» Task goal
Each record below should be output verbatim, without pictures.

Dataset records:
================

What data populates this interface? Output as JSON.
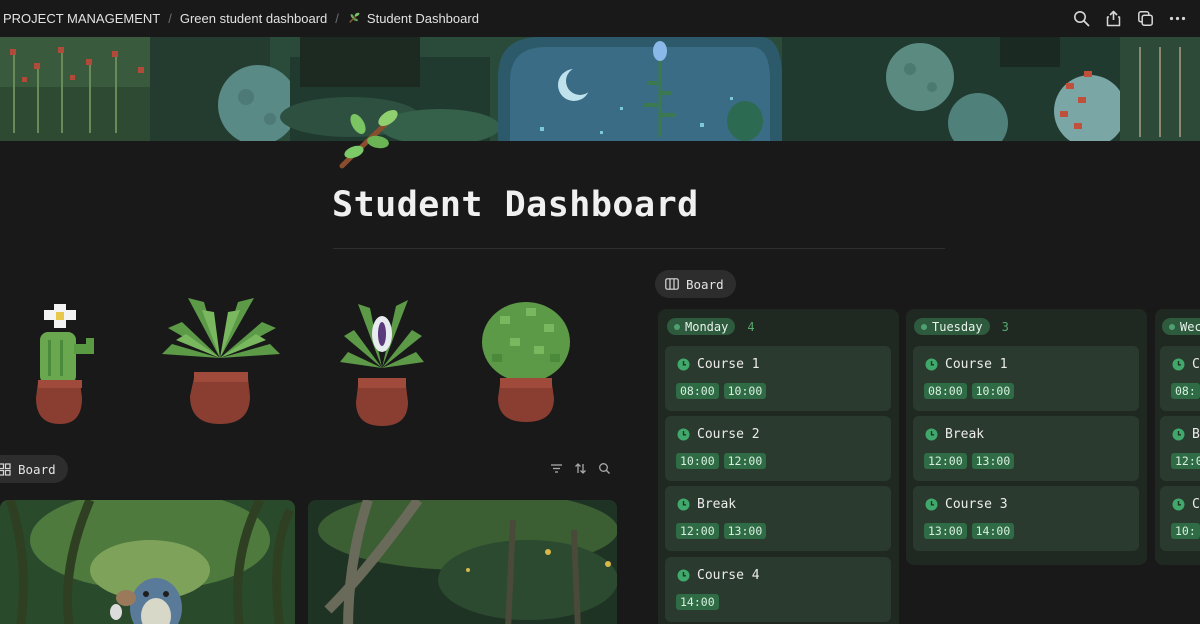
{
  "breadcrumb": {
    "items": [
      {
        "label": "PROJECT MANAGEMENT"
      },
      {
        "label": "Green student dashboard"
      },
      {
        "label": "Student Dashboard",
        "icon": "leaf-icon"
      }
    ],
    "separator": "/"
  },
  "top_actions": [
    "search-icon",
    "share-icon",
    "duplicate-icon",
    "more-icon"
  ],
  "page": {
    "icon": "leaf-branch-icon",
    "title": "Student Dashboard"
  },
  "plants": [
    "cactus-plant",
    "fern-plant",
    "flower-plant",
    "bush-plant"
  ],
  "left_view": {
    "label": "Board",
    "tools": [
      "filter-icon",
      "sort-icon",
      "search-icon"
    ]
  },
  "right_view": {
    "label": "Board"
  },
  "board": {
    "columns": [
      {
        "name": "Monday",
        "count": "4",
        "cards": [
          {
            "title": "Course 1",
            "times": [
              "08:00",
              "10:00"
            ]
          },
          {
            "title": "Course 2",
            "times": [
              "10:00",
              "12:00"
            ]
          },
          {
            "title": "Break",
            "times": [
              "12:00",
              "13:00"
            ]
          },
          {
            "title": "Course 4",
            "times": [
              "14:00"
            ]
          }
        ]
      },
      {
        "name": "Tuesday",
        "count": "3",
        "cards": [
          {
            "title": "Course 1",
            "times": [
              "08:00",
              "10:00"
            ]
          },
          {
            "title": "Break",
            "times": [
              "12:00",
              "13:00"
            ]
          },
          {
            "title": "Course 3",
            "times": [
              "13:00",
              "14:00"
            ]
          }
        ]
      },
      {
        "name": "Wec",
        "cards": [
          {
            "title": "C",
            "times": [
              "08:"
            ]
          },
          {
            "title": "B",
            "times": [
              "12:0"
            ]
          },
          {
            "title": "C",
            "times": [
              "10:"
            ]
          }
        ]
      }
    ]
  },
  "colors": {
    "background": "#191919",
    "column": "#1f2922",
    "card": "#2b3a2f",
    "tag": "#2f6b44",
    "pill": "#2e5a3d",
    "accent_green": "#58a86f"
  }
}
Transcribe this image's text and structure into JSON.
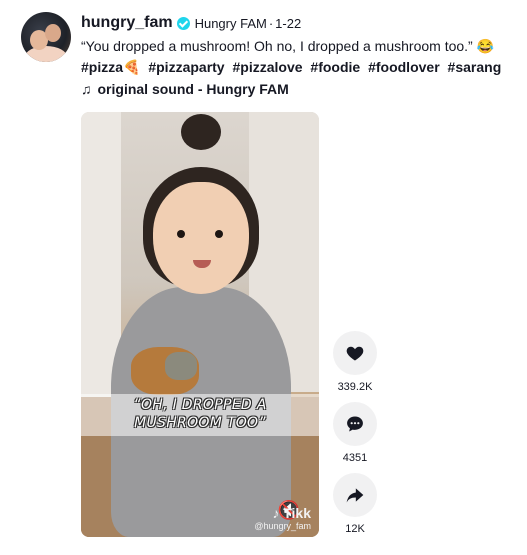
{
  "post": {
    "username": "hungry_fam",
    "nickname": "Hungry FAM",
    "separator": "·",
    "date": "1-22",
    "caption": "“You dropped a mushroom! Oh no, I dropped a mushroom too.”",
    "caption_emoji": "😂",
    "hashtags": [
      "#pizza🍕",
      "#pizzaparty",
      "#pizzalove",
      "#foodie",
      "#foodlover",
      "#sarang"
    ],
    "sound": "original sound - Hungry FAM"
  },
  "video": {
    "overlay_line1": "“OH, I DROPPED A",
    "overlay_line2": "MUSHROOM TOO”",
    "watermark_logo": "♪ Tik",
    "watermark_suffix": "k",
    "watermark_handle": "@hungry_fam"
  },
  "actions": {
    "likes": "339.2K",
    "comments": "4351",
    "shares": "12K"
  },
  "colors": {
    "verified": "#20d5ec",
    "action_bg": "#f1f1f2",
    "text": "#161823"
  }
}
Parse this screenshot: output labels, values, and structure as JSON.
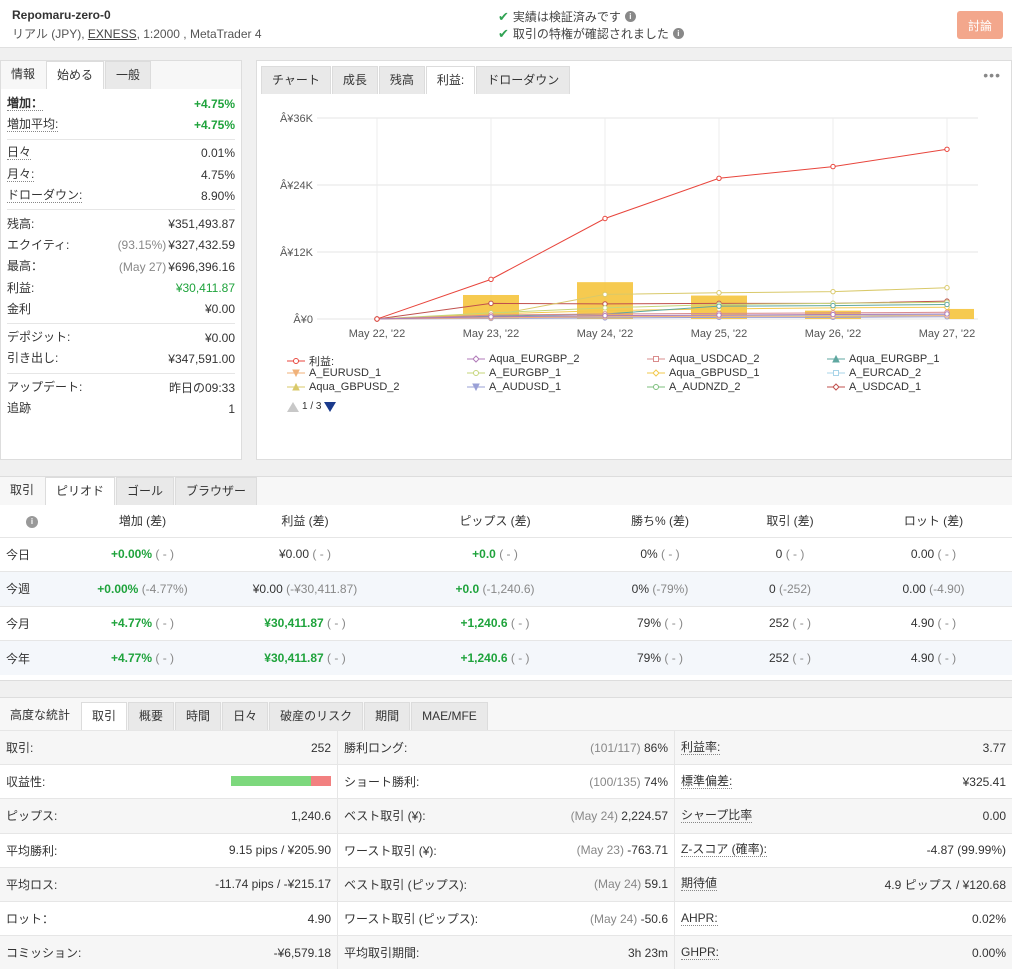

================

» Correct response
What data populates this interface? Output as JSON.
{
  "breadcrumb": {
    "items": [
      {
        "label": "PROJECT MANAGEMENT"
      },
      {
        "label": "Green student dashboard"
      },
      {
        "label": "Student Dashboard",
        "icon": "leaf-icon"
      }
    ],
    "separator": "/"
  },
  "top_actions": [
    "search-icon",
    "share-icon",
    "duplicate-icon",
    "more-icon"
  ],
  "page": {
    "icon": "leaf-branch-icon",
    "title": "Student Dashboard"
  },
  "plants": [
    "cactus-plant",
    "fern-plant",
    "flower-plant",
    "bush-plant"
  ],
  "left_view": {
    "label": "Board",
    "tools": [
      "filter-icon",
      "sort-icon",
      "search-icon"
    ]
  },
  "right_view": {
    "label": "Board"
  },
  "board": {
    "columns": [
      {
        "name": "Monday",
        "count": "4",
        "cards": [
          {
            "title": "Course 1",
            "times": [
              "08:00",
              "10:00"
            ]
          },
          {
            "title": "Course 2",
            "times": [
              "10:00",
              "12:00"
            ]
          },
          {
            "title": "Break",
            "times": [
              "12:00",
              "13:00"
            ]
          },
          {
            "title": "Course 4",
            "times": [
              "14:00"
            ]
          }
        ]
      },
      {
        "name": "Tuesday",
        "count": "3",
        "cards": [
          {
            "title": "Course 1",
            "times": [
              "08:00",
              "10:00"
            ]
          },
          {
            "title": "Break",
            "times": [
              "12:00",
              "13:00"
            ]
          },
          {
            "title": "Course 3",
            "times": [
              "13:00",
              "14:00"
            ]
          }
        ]
      },
      {
        "name": "Wec",
        "cards": [
          {
            "title": "C",
            "times": [
              "08:"
            ]
          },
          {
            "title": "B",
            "times": [
              "12:0"
            ]
          },
          {
            "title": "C",
            "times": [
              "10:"
            ]
          }
        ]
      }
    ]
  },
  "colors": {
    "background": "#191919",
    "column": "#1f2922",
    "card": "#2b3a2f",
    "tag": "#2f6b44",
    "pill": "#2e5a3d",
    "accent_green": "#58a86f"
  }
}
Transcribe this image's text and structure into JSON.
{
  "post": {
    "username": "hungry_fam",
    "nickname": "Hungry FAM",
    "separator": "·",
    "date": "1-22",
    "caption": "“You dropped a mushroom! Oh no, I dropped a mushroom too.”",
    "caption_emoji": "😂",
    "hashtags": [
      "#pizza🍕",
      "#pizzaparty",
      "#pizzalove",
      "#foodie",
      "#foodlover",
      "#sarang"
    ],
    "sound": "original sound - Hungry FAM"
  },
  "video": {
    "overlay_line1": "“OH, I DROPPED A",
    "overlay_line2": "MUSHROOM TOO”",
    "watermark_logo": "♪ Tik",
    "watermark_suffix": "k",
    "watermark_handle": "@hungry_fam"
  },
  "actions": {
    "likes": "339.2K",
    "comments": "4351",
    "shares": "12K"
  },
  "colors": {
    "verified": "#20d5ec",
    "action_bg": "#f1f1f2",
    "text": "#161823"
  }
}
Parse this screenshot: output labels, values, and structure as JSON.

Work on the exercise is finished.